§ **Written exercise**
Quote every line below exactly as it reads.

§ **Dataset extract**
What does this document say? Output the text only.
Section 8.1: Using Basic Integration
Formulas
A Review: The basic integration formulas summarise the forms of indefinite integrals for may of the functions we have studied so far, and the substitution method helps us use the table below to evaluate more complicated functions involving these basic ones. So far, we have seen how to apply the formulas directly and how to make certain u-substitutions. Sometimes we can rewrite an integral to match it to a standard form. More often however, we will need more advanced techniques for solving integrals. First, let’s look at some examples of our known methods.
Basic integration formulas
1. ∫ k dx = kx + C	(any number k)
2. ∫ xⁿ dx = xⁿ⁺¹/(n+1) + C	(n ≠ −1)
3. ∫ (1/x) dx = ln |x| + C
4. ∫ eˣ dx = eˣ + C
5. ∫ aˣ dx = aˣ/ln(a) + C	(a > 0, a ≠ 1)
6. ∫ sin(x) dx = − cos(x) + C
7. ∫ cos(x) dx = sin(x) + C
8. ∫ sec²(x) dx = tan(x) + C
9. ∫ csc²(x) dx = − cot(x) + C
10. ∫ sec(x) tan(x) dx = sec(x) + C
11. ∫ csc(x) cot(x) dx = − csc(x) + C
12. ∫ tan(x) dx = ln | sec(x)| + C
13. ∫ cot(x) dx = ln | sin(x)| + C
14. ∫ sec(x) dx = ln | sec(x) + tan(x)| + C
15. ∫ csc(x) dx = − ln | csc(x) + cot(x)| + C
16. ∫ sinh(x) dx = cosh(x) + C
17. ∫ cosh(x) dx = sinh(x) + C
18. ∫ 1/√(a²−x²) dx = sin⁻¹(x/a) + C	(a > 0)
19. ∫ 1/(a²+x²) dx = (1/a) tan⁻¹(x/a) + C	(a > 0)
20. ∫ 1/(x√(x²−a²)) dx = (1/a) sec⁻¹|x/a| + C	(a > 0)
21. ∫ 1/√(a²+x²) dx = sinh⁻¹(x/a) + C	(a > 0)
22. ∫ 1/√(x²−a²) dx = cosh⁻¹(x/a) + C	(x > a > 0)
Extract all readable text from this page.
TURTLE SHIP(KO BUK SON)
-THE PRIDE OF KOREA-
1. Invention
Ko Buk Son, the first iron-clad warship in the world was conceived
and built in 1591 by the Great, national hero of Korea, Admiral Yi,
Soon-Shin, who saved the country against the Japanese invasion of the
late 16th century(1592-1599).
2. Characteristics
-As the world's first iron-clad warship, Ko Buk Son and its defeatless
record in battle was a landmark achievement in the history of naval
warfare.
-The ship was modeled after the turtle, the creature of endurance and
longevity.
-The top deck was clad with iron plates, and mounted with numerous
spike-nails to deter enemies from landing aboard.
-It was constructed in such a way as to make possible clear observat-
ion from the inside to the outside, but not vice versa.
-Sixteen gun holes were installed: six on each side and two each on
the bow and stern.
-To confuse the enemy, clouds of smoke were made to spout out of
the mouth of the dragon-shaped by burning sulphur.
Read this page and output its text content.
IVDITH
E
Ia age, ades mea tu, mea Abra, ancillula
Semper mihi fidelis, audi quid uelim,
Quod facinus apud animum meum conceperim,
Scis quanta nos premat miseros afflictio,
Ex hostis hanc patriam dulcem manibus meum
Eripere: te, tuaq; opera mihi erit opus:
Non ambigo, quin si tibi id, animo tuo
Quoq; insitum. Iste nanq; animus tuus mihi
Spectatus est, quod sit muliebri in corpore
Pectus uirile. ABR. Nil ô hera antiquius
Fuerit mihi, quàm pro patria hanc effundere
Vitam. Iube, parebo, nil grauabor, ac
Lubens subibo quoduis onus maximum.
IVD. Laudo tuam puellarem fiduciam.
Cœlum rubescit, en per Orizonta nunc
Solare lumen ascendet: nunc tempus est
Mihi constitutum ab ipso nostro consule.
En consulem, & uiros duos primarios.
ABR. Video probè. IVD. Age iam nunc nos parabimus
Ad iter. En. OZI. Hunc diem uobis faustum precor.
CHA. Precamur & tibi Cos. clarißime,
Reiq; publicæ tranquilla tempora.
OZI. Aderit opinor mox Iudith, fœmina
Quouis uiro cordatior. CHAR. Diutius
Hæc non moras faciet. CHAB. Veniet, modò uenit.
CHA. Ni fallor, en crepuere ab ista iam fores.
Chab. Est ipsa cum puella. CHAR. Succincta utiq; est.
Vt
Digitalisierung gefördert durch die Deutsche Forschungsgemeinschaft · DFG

§ **Final result**
What does this document say? Output the text only.
Section 8.1: Using Basic Integration
Formulas
A Review: The basic integration formulas summarise the forms of indefinite integrals for may of the functions we have studied so far, and the substitution method helps us use the table below to evaluate more complicated functions involving these basic ones. So far, we have seen how to apply the formulas directly and how to make certain u-substitutions. Sometimes we can rewrite an integral to match it to a standard form. More often however, we will need more advanced techniques for solving integrals. First, let’s look at some examples of our known methods.
Basic integration formulas
1. ∫ k dx = kx + C	(any number k)
2. ∫ xⁿ dx = xⁿ⁺¹/(n+1) + C	(n ≠ −1)
3. ∫ (1/x) dx = ln |x| + C
4. ∫ eˣ dx = eˣ + C
5. ∫ aˣ dx = aˣ/ln(a) + C	(a > 0, a ≠ 1)
6. ∫ sin(x) dx = − cos(x) + C
7. ∫ cos(x) dx = sin(x) + C
8. ∫ sec²(x) dx = tan(x) + C
9. ∫ csc²(x) dx = − cot(x) + C
10. ∫ sec(x) tan(x) dx = sec(x) + C
11. ∫ csc(x) cot(x) dx = − csc(x) + C
12. ∫ tan(x) dx = ln | sec(x)| + C
13. ∫ cot(x) dx = ln | sin(x)| + C
14. ∫ sec(x) dx = ln | sec(x) + tan(x)| + C
15. ∫ csc(x) dx = − ln | csc(x) + cot(x)| + C
16. ∫ sinh(x) dx = cosh(x) + C
17. ∫ cosh(x) dx = sinh(x) + C
18. ∫ 1/√(a²−x²) dx = sin⁻¹(x/a) + C	(a > 0)
19. ∫ 1/(a²+x²) dx = (1/a) tan⁻¹(x/a) + C	(a > 0)
20. ∫ 1/(x√(x²−a²)) dx = (1/a) sec⁻¹|x/a| + C	(a > 0)
21. ∫ 1/√(a²+x²) dx = sinh⁻¹(x/a) + C	(a > 0)
22. ∫ 1/√(x²−a²) dx = cosh⁻¹(x/a) + C	(x > a > 0)
Extract all readable text from this page.
TURTLE SHIP(KO BUK SON)
-THE PRIDE OF KOREA-
1. Invention
Ko Buk Son, the first iron-clad warship in the world was conceived
and built in 1591 by the Great, national hero of Korea, Admiral Yi,
Soon-Shin, who saved the country against the Japanese invasion of the
late 16th century(1592-1599).
2. Characteristics
-As the world's first iron-clad warship, Ko Buk Son and its defeatless
record in battle was a landmark achievement in the history of naval
warfare.
-The ship was modeled after the turtle, the creature of endurance and
longevity.
-The top deck was clad with iron plates, and mounted with numerous
spike-nails to deter enemies from landing aboard.
-It was constructed in such a way as to make possible clear observat-
ion from the inside to the outside, but not vice versa.
-Sixteen gun holes were installed: six on each side and two each on
the bow and stern.
-To confuse the enemy, clouds of smoke were made to spout out of
the mouth of the dragon-shaped by burning sulphur.
Read this page and output its text content.
IVDITH
E
Ia age, ades mea tu, mea Abra, ancillula
Semper mihi fidelis, audi quid uelim,
Quod facinus apud animum meum conceperim,
Scis quanta nos premat miseros afflictio,
Ex hostis hanc patriam dulcem manibus meum
Eripere: te, tuaq; opera mihi erit opus:
Non ambigo, quin si tibi id, animo tuo
Quoq; insitum. Iste nanq; animus tuus mihi
Spectatus est, quod sit muliebri in corpore
Pectus uirile. ABR. Nil ô hera antiquius
Fuerit mihi, quàm pro patria hanc effundere
Vitam. Iube, parebo, nil grauabor, ac
Lubens subibo quoduis onus maximum.
IVD. Laudo tuam puellarem fiduciam.
Cœlum rubescit, en per Orizonta nunc
Solare lumen ascendet: nunc tempus est
Mihi constitutum ab ipso nostro consule.
En consulem, & uiros duos primarios.
ABR. Video probè. IVD. Age iam nunc nos parabimus
Ad iter. En. OZI. Hunc diem uobis faustum precor.
CHA. Precamur & tibi Cos. clarißime,
Reiq; publicæ tranquilla tempora.
OZI. Aderit opinor mox Iudith, fœmina
Quouis uiro cordatior. CHAR. Diutius
Hæc non moras faciet. CHAB. Veniet, modò uenit.
CHA. Ni fallor, en crepuere ab ista iam fores.
Chab. Est ipsa cum puella. CHAR. Succincta utiq; est.
Vt
Digitalisierung gefördert durch die Deutsche Forschungsgemeinschaft · DFG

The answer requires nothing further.